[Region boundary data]
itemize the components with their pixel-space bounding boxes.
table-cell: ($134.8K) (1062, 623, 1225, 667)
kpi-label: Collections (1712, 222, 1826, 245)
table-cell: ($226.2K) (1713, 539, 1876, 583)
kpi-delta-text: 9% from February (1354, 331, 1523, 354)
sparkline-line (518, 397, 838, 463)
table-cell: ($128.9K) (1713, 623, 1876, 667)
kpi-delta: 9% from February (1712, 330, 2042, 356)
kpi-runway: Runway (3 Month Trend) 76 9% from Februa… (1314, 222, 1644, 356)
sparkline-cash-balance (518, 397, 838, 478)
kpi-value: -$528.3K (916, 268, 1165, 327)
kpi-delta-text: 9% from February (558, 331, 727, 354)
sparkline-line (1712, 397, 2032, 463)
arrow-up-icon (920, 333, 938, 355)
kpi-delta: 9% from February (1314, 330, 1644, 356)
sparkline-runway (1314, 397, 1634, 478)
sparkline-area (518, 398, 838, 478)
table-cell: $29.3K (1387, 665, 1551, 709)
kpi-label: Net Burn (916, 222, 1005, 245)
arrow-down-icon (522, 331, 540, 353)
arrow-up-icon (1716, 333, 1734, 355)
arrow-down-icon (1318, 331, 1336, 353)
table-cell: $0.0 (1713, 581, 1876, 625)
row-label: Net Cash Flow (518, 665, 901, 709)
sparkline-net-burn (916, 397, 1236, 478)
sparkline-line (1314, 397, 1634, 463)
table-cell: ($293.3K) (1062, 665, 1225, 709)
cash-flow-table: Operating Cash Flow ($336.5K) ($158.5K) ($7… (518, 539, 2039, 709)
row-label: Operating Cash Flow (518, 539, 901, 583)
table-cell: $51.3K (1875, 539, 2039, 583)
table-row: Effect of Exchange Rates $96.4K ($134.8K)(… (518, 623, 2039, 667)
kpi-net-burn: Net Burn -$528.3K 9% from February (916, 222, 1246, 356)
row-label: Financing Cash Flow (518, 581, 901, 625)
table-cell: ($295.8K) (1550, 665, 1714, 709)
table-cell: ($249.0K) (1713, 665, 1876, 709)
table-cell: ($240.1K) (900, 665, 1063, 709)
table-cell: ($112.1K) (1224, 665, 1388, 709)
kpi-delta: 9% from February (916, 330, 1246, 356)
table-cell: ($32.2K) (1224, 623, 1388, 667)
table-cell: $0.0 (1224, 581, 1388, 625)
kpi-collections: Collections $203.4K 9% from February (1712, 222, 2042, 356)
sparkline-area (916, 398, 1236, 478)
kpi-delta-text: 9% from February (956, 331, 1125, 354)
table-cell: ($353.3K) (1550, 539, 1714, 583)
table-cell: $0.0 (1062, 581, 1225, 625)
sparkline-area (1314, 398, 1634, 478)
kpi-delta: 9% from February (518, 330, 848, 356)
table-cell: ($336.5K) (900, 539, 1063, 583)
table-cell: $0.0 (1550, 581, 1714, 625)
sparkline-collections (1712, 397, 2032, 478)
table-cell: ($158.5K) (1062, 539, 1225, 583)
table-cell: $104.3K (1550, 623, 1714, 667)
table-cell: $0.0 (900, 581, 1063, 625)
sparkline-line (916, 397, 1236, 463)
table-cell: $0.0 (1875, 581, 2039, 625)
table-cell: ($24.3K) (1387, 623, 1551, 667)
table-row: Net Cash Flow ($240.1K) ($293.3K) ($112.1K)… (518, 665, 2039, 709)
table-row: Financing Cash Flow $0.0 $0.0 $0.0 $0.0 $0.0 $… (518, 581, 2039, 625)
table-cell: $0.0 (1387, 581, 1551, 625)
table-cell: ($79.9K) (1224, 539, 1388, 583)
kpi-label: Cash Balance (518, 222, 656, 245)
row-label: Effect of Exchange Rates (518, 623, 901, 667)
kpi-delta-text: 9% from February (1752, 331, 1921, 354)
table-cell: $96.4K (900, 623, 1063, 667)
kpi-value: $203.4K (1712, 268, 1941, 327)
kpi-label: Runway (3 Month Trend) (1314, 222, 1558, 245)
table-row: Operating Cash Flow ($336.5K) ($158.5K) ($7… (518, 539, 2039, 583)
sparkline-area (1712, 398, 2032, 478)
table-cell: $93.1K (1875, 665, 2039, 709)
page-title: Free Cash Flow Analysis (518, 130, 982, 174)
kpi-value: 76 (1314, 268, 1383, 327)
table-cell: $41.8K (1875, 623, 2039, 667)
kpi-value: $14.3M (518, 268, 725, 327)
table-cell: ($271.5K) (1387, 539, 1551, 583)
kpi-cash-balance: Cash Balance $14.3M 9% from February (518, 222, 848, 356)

● TO DO: Copy the lines of every item above without changing anything.

● RESULT OF THIS TASK:
itemize the components with their pixel-space bounding boxes.
table-cell: ($134.8K) (1062, 623, 1225, 667)
kpi-label: Collections (1712, 222, 1826, 245)
table-cell: ($226.2K) (1713, 539, 1876, 583)
kpi-delta-text: 9% from February (1354, 331, 1523, 354)
sparkline-line (518, 397, 838, 463)
table-cell: ($128.9K) (1713, 623, 1876, 667)
kpi-delta: 9% from February (1712, 330, 2042, 356)
kpi-runway: Runway (3 Month Trend) 76 9% from Februa… (1314, 222, 1644, 356)
sparkline-cash-balance (518, 397, 838, 478)
kpi-value: -$528.3K (916, 268, 1165, 327)
kpi-delta-text: 9% from February (558, 331, 727, 354)
sparkline-line (1712, 397, 2032, 463)
arrow-up-icon (920, 333, 938, 355)
kpi-delta: 9% from February (1314, 330, 1644, 356)
sparkline-runway (1314, 397, 1634, 478)
sparkline-area (518, 398, 838, 478)
table-cell: $29.3K (1387, 665, 1551, 709)
kpi-label: Net Burn (916, 222, 1005, 245)
arrow-down-icon (522, 331, 540, 353)
arrow-up-icon (1716, 333, 1734, 355)
arrow-down-icon (1318, 331, 1336, 353)
table-cell: $0.0 (1713, 581, 1876, 625)
row-label: Net Cash Flow (518, 665, 901, 709)
sparkline-net-burn (916, 397, 1236, 478)
sparkline-line (1314, 397, 1634, 463)
table-cell: ($293.3K) (1062, 665, 1225, 709)
cash-flow-table: Operating Cash Flow ($336.5K) ($158.5K) ($7… (518, 539, 2039, 709)
row-label: Operating Cash Flow (518, 539, 901, 583)
table-cell: $51.3K (1875, 539, 2039, 583)
table-row: Effect of Exchange Rates $96.4K ($134.8K)(… (518, 623, 2039, 667)
kpi-net-burn: Net Burn -$528.3K 9% from February (916, 222, 1246, 356)
row-label: Financing Cash Flow (518, 581, 901, 625)
table-cell: ($295.8K) (1550, 665, 1714, 709)
table-cell: ($249.0K) (1713, 665, 1876, 709)
table-cell: ($240.1K) (900, 665, 1063, 709)
table-cell: ($112.1K) (1224, 665, 1388, 709)
kpi-delta: 9% from February (916, 330, 1246, 356)
table-cell: ($32.2K) (1224, 623, 1388, 667)
table-cell: $0.0 (1224, 581, 1388, 625)
kpi-collections: Collections $203.4K 9% from February (1712, 222, 2042, 356)
sparkline-area (916, 398, 1236, 478)
kpi-delta-text: 9% from February (956, 331, 1125, 354)
table-cell: ($353.3K) (1550, 539, 1714, 583)
table-cell: $0.0 (1062, 581, 1225, 625)
sparkline-area (1314, 398, 1634, 478)
kpi-delta: 9% from February (518, 330, 848, 356)
table-cell: ($336.5K) (900, 539, 1063, 583)
table-cell: $0.0 (1550, 581, 1714, 625)
sparkline-collections (1712, 397, 2032, 478)
table-cell: ($158.5K) (1062, 539, 1225, 583)
table-cell: $104.3K (1550, 623, 1714, 667)
table-cell: $0.0 (900, 581, 1063, 625)
sparkline-line (916, 397, 1236, 463)
table-cell: $0.0 (1875, 581, 2039, 625)
table-cell: ($24.3K) (1387, 623, 1551, 667)
table-row: Net Cash Flow ($240.1K) ($293.3K) ($112.1K)… (518, 665, 2039, 709)
table-row: Financing Cash Flow $0.0 $0.0 $0.0 $0.0 $0.0 $… (518, 581, 2039, 625)
table-cell: $0.0 (1387, 581, 1551, 625)
table-cell: ($79.9K) (1224, 539, 1388, 583)
kpi-label: Cash Balance (518, 222, 656, 245)
row-label: Effect of Exchange Rates (518, 623, 901, 667)
kpi-delta-text: 9% from February (1752, 331, 1921, 354)
table-cell: $96.4K (900, 623, 1063, 667)
kpi-value: $203.4K (1712, 268, 1941, 327)
kpi-label: Runway (3 Month Trend) (1314, 222, 1558, 245)
table-row: Operating Cash Flow ($336.5K) ($158.5K) ($7… (518, 539, 2039, 583)
sparkline-area (1712, 398, 2032, 478)
table-cell: $93.1K (1875, 665, 2039, 709)
page-title: Free Cash Flow Analysis (518, 130, 982, 174)
kpi-value: 76 (1314, 268, 1383, 327)
table-cell: $41.8K (1875, 623, 2039, 667)
kpi-value: $14.3M (518, 268, 725, 327)
table-cell: ($271.5K) (1387, 539, 1551, 583)
kpi-cash-balance: Cash Balance $14.3M 9% from February (518, 222, 848, 356)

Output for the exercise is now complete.